Report, as a bare number, how many lines hold "text".

[BEGIN Excerpted records]

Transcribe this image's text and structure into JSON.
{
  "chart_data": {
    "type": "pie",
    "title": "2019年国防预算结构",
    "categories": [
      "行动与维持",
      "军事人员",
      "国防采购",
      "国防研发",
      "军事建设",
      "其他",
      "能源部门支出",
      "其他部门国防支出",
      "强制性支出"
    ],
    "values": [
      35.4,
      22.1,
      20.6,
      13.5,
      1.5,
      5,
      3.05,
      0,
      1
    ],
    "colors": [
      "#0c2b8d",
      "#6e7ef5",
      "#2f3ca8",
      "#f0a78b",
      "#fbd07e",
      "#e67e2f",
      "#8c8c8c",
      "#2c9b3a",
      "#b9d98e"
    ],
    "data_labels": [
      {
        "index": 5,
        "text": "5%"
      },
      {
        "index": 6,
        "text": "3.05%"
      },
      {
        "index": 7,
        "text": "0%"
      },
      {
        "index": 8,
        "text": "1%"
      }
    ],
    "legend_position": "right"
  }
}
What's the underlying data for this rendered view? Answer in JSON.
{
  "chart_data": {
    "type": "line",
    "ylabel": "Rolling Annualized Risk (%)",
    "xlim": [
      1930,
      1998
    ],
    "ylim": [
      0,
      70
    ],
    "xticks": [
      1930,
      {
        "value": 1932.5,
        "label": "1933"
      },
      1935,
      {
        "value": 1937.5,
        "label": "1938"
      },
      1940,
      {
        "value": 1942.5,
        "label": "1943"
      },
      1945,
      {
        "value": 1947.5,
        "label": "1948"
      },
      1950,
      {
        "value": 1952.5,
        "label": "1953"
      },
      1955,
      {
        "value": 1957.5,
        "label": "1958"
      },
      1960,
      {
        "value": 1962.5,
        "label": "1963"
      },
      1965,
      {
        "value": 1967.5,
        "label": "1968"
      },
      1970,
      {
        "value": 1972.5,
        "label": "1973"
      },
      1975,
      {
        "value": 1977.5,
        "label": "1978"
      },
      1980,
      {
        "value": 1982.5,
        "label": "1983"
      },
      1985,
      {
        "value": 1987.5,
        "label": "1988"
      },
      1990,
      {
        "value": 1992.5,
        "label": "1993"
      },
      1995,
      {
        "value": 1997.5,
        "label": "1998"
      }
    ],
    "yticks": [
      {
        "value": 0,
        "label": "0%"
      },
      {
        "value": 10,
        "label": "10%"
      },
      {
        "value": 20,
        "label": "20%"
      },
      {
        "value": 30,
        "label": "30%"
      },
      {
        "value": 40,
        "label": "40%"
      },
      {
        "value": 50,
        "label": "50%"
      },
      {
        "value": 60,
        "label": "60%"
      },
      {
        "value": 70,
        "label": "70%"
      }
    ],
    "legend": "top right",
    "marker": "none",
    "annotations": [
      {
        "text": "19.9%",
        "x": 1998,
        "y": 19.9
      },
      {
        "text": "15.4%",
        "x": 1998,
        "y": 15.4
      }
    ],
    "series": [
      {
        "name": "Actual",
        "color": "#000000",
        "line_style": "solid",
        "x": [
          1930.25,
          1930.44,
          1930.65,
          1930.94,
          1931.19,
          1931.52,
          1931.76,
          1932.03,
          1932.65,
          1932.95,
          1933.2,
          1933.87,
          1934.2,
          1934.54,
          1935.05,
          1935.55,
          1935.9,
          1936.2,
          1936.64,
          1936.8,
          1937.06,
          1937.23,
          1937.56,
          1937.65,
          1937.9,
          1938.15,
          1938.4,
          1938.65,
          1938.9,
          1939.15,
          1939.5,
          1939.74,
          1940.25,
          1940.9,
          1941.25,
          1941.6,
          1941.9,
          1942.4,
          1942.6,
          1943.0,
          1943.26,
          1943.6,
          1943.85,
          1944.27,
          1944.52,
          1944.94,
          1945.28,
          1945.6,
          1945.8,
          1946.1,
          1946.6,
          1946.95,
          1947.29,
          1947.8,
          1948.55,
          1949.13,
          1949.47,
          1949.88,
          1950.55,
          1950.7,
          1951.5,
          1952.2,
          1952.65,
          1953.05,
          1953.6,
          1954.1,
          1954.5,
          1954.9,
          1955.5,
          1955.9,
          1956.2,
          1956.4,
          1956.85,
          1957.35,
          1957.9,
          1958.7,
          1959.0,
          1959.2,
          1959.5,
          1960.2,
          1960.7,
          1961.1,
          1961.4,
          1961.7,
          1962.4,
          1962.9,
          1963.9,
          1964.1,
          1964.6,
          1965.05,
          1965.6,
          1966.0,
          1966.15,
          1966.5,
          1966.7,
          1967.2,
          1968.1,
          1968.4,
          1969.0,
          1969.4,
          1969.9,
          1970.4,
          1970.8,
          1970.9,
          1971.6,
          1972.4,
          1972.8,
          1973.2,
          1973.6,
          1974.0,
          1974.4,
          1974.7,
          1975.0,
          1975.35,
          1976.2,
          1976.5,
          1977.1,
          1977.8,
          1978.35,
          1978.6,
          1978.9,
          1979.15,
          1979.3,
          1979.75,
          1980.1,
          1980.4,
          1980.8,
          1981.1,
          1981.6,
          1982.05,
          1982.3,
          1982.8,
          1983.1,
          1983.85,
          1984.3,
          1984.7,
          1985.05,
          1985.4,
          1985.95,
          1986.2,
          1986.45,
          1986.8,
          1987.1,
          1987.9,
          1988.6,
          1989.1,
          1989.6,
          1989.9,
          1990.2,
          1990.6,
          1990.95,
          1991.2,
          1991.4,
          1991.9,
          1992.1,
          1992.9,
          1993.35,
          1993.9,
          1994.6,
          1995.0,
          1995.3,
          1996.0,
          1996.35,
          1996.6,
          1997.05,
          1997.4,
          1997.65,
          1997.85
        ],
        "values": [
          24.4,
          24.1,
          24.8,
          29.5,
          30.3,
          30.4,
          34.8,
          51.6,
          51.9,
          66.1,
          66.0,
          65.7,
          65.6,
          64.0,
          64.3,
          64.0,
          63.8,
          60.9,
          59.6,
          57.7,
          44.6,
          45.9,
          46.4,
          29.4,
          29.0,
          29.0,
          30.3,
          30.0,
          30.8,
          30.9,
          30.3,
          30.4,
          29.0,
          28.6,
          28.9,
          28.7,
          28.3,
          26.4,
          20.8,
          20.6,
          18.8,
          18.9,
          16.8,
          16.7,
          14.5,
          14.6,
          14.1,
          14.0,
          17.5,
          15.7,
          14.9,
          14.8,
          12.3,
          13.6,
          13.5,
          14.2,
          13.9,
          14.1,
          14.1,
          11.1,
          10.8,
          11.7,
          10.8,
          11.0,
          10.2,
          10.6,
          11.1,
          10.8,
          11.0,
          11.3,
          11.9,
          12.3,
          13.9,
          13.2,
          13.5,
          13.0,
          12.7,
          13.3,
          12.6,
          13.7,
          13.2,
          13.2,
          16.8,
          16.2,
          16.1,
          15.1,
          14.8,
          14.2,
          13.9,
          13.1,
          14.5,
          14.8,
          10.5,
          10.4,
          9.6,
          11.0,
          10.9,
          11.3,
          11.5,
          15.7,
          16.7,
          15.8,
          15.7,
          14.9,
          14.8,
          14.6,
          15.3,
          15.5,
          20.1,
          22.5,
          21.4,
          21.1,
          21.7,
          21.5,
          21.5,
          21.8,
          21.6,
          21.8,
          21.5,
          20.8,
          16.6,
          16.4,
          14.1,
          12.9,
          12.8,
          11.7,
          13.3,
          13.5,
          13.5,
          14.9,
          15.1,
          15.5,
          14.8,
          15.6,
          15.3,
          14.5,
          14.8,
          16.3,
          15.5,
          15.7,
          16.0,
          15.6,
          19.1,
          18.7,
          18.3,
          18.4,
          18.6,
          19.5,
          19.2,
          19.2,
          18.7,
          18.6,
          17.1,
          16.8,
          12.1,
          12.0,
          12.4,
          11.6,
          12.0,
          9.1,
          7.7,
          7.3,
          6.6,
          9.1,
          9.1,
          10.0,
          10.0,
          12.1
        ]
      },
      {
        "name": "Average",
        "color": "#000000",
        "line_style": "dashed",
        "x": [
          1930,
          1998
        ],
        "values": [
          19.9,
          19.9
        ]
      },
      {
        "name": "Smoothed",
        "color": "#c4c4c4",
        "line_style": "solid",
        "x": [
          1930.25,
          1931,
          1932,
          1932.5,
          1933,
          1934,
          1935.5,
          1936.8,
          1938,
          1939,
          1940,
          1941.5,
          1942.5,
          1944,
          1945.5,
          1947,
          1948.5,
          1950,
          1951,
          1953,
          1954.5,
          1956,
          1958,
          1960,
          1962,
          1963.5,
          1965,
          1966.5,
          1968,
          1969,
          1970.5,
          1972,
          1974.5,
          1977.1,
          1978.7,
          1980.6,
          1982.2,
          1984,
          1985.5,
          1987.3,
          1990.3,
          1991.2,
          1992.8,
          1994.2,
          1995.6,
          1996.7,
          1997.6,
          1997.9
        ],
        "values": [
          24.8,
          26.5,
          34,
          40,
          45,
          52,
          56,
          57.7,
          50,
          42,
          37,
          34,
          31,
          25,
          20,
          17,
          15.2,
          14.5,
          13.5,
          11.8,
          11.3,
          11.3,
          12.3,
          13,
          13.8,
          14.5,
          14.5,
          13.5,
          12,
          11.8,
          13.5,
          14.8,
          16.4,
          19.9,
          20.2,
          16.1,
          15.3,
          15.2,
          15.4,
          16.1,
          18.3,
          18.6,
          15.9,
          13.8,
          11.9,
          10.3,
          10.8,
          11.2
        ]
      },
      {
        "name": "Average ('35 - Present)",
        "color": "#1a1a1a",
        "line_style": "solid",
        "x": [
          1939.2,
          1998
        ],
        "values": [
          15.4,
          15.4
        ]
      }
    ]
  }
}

[END Excerpted records]

Solved problem:
7